**Problem details**
Pick out each line in these entries that contains the string "эвтаназии".

**Exercise material**
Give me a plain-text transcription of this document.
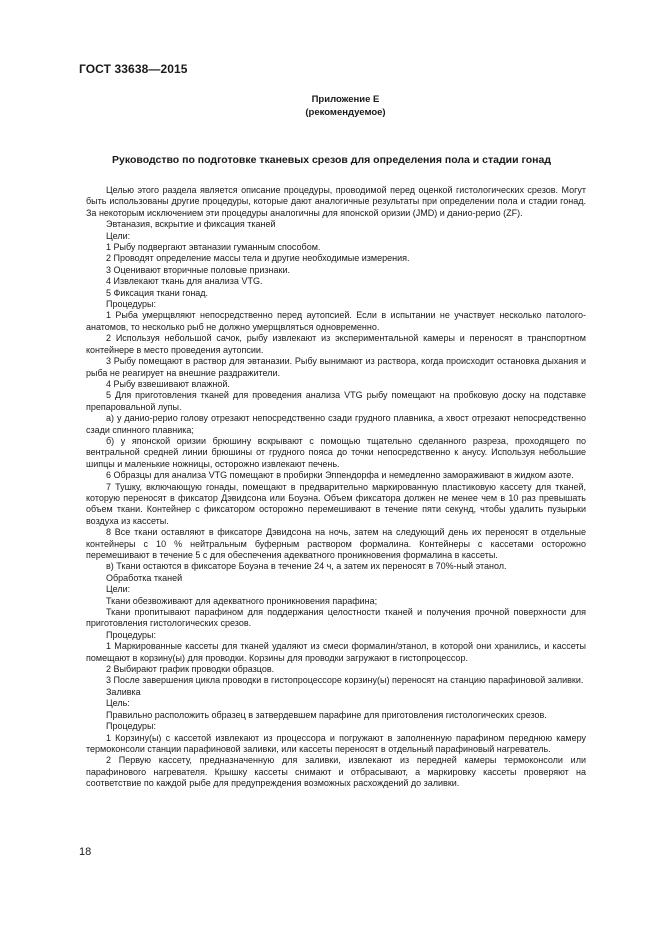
ГОСТ 33638—2015
Приложение Е
(рекомендуемое)
Руководство по подготовке тканевых срезов для определения пола и стадии гонад

Целью этого раздела является описание процедуры, проводимой перед оценкой гистологических срезов. Могут быть использованы другие процедуры, которые дают аналогичные результаты при определении пола и стадии гонад. За некоторым исключением эти процедуры аналогичны для японской оризии (JMD) и данио-рерио (ZF).

Эвтаназия, вскрытие и фиксация тканей

Цели:

1 Рыбу подвергают эвтаназии гуманным способом.

2 Проводят определение массы тела и другие необходимые измерения.

3 Оценивают вторичные половые признаки.

4 Извлекают ткань для анализа VTG.

5 Фиксация ткани гонад.

Процедуры:

1 Рыба умерщвляют непосредственно перед аутопсией. Если в испытании не участвует несколько патолого-анатомов, то несколько рыб не должно умерщвляться одновременно.

2 Используя небольшой сачок, рыбу извлекают из экспериментальной камеры и переносят в транспортном контейнере в место проведения аутопсии.

3 Рыбу помещают в раствор для эвтаназии. Рыбу вынимают из раствора, когда происходит остановка дыхания и рыба не реагирует на внешние раздражители.

4 Рыбу взвешивают влажной.

5 Для приготовления тканей для проведения анализа VTG рыбу помещают на пробковую доску на подставке препаровальной лупы.

а) у данио-рерио голову отрезают непосредственно сзади грудного плавника, а хвост отрезают непосредственно сзади спинного плавника;

б) у японской оризии брюшину вскрывают с помощью тщательно сделанного разреза, проходящего по вентральной средней линии брюшины от грудного пояса до точки непосредственно к анусу. Используя небольшие шипцы и маленькие ножницы, осторожно извлекают печень.

6 Образцы для анализа VTG помещают в пробирки Эппендорфа и немедленно замораживают в жидком азоте.

7 Тушку, включающую гонады, помещают в предварительно маркированную пластиковую кассету для тканей, которую переносят в фиксатор Дэвидсона или Боуэна. Объем фиксатора должен не менее чем в 10 раз превышать объем ткани. Контейнер с фиксатором осторожно перемешивают в течение пяти секунд, чтобы удалить пузырьки воздуха из кассеты.

8 Все ткани оставляют в фиксаторе Дэвидсона на ночь, затем на следующий день их переносят в отдельные контейнеры с 10 % нейтральным буферным раствором формалина. Контейнеры с кассетами осторожно перемешивают в течение 5 с для обеспечения адекватного проникновения формалина в кассеты.

в) Ткани остаются в фиксаторе Боуэна в течение 24 ч, а затем их переносят в 70%-ный этанол.

Обработка тканей

Цели:

Ткани обезвоживают для адекватного проникновения парафина;

Ткани пропитывают парафином для поддержания целостности тканей и получения прочной поверхности для приготовления гистологических срезов.

Процедуры:

1 Маркированные кассеты для тканей удаляют из смеси формалин/этанол, в которой они хранились, и кассеты помещают в корзину(ы) для проводки. Корзины для проводки загружают в гистопроцессор.

2 Выбирают график проводки образцов.

3 После завершения цикла проводки в гистопроцессоре корзину(ы) переносят на станцию парафиновой заливки.

Заливка

Цель:

Правильно расположить образец в затвердевшем парафине для приготовления гистологических срезов.

Процедуры:

1 Корзину(ы) с кассетой извлекают из процессора и погружают в заполненную парафином переднюю камеру термоконсоли станции парафиновой заливки, или кассеты переносят в отдельный парафиновый нагреватель.

2 Первую кассету, предназначенную для заливки, извлекают из передней камеры термоконсоли или парафинового нагревателя. Крышку кассеты снимают и отбрасывают, а маркировку кассеты проверяют на соответствие по каждой рыбе для предупреждения возможных расхождений до заливки.

18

**Answer to the task**
1 Рыбу подвергают эвтаназии гуманным способом.
3 Рыбу помещают в раствор для эвтаназии. Рыбу вынимают из раствора, когда происходит остановка дыхания и рыба не реагирует на внешние раздражители.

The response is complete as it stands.